Source records
____________
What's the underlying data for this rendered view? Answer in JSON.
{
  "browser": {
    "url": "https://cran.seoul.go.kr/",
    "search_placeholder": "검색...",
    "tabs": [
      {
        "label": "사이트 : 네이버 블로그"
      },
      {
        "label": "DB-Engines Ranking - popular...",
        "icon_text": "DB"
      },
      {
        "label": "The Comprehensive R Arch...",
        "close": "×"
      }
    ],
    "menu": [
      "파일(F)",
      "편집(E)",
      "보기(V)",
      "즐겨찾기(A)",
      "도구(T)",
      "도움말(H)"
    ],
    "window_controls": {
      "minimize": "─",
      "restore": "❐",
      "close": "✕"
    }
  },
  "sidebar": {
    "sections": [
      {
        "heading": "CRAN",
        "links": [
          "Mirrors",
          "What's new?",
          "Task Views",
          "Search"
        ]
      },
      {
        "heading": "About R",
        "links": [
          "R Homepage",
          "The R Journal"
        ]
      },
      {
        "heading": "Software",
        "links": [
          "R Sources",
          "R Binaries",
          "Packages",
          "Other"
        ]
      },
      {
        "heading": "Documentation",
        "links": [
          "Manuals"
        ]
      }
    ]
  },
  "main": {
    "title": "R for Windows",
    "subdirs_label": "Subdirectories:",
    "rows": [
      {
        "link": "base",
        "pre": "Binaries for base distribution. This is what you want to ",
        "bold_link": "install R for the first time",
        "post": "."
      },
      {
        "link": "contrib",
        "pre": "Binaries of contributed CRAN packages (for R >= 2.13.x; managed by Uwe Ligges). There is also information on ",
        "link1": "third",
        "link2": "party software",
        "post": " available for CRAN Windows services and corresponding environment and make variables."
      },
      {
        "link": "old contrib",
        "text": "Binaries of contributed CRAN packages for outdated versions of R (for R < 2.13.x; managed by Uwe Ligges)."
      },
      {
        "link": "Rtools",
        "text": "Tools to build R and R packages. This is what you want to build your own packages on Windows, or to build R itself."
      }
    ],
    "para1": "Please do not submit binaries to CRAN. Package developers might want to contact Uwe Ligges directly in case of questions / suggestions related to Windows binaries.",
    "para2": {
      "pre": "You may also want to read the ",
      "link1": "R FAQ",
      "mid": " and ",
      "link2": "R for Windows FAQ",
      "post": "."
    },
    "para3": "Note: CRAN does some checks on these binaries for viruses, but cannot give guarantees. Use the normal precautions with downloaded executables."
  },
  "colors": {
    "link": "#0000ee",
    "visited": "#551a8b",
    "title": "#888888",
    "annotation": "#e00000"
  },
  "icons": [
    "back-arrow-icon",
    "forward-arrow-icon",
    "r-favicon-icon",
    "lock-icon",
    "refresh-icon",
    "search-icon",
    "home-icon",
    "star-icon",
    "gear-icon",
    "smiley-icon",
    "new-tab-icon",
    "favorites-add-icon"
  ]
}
____________
■ Aim of the task: Which lines of the data include the string "Windows"? Copy each of them.

■ Answer section:
    "title": "R for Windows",
        "post": " available for CRAN Windows services and corresponding environment and make variables."
        "text": "Tools to build R and R packages. This is what you want to build your own packages on Windows, or to build R itself."
    "para1": "Please do not submit binaries to CRAN. Package developers might want to contact Uwe Ligges directly in case of questions / suggestions related to Windows binaries.",
      "link2": "R for Windows FAQ",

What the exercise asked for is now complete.